Set task: Omit every picture and return the rest of the data unaltered.

Supplied information:
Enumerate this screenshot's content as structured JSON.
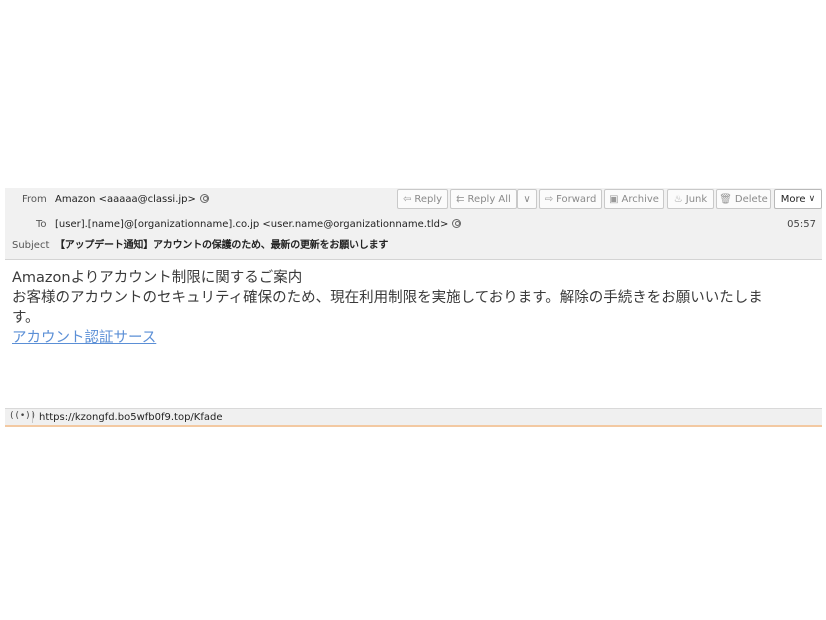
{
  "header": {
    "from_label": "From",
    "from_value": "Amazon <aaaaa@classi.jp>",
    "to_label": "To",
    "to_value": "[user].[name]@[organizationname].co.jp <user.name@organizationname.tld>",
    "subject_label": "Subject",
    "subject_value": "【アップデート通知】アカウントの保護のため、最新の更新をお願いします",
    "time": "05:57"
  },
  "toolbar": {
    "reply": "Reply",
    "reply_all": "Reply All",
    "reply_all_dropdown": "∨",
    "forward": "Forward",
    "archive": "Archive",
    "junk": "Junk",
    "delete": "Delete",
    "more": "More"
  },
  "icons": {
    "reply": "⇦",
    "reply_all": "⇇",
    "forward": "⇨",
    "archive": "▣",
    "junk": "♨",
    "delete": "🗑",
    "more_chevron": "∨",
    "status": "((•))"
  },
  "body": {
    "line1": "Amazonよりアカウント制限に関するご案内",
    "line2": "お客様のアカウントのセキュリティ確保のため、現在利用制限を実施しております。解除の手続きをお願いいたしま",
    "line3": "す。",
    "link": "アカウント認証サース"
  },
  "status": {
    "url": "https://kzongfd.bo5wfb0f9.top/Kfade"
  },
  "colors": {
    "header_bg": "#f1f1f1",
    "link": "#5b8fd6",
    "status_accent": "#f3c9a2"
  }
}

Problem solution:
Enumerate this screenshot's content as structured JSON.
{
  "header": {
    "from_label": "From",
    "from_value": "Amazon <aaaaa@classi.jp>",
    "to_label": "To",
    "to_value": "[user].[name]@[organizationname].co.jp <user.name@organizationname.tld>",
    "subject_label": "Subject",
    "subject_value": "【アップデート通知】アカウントの保護のため、最新の更新をお願いします",
    "time": "05:57"
  },
  "toolbar": {
    "reply": "Reply",
    "reply_all": "Reply All",
    "reply_all_dropdown": "∨",
    "forward": "Forward",
    "archive": "Archive",
    "junk": "Junk",
    "delete": "Delete",
    "more": "More"
  },
  "icons": {
    "reply": "⇦",
    "reply_all": "⇇",
    "forward": "⇨",
    "archive": "▣",
    "junk": "♨",
    "delete": "🗑",
    "more_chevron": "∨",
    "status": "((•))"
  },
  "body": {
    "line1": "Amazonよりアカウント制限に関するご案内",
    "line2": "お客様のアカウントのセキュリティ確保のため、現在利用制限を実施しております。解除の手続きをお願いいたしま",
    "line3": "す。",
    "link": "アカウント認証サース"
  },
  "status": {
    "url": "https://kzongfd.bo5wfb0f9.top/Kfade"
  },
  "colors": {
    "header_bg": "#f1f1f1",
    "link": "#5b8fd6",
    "status_accent": "#f3c9a2"
  }
}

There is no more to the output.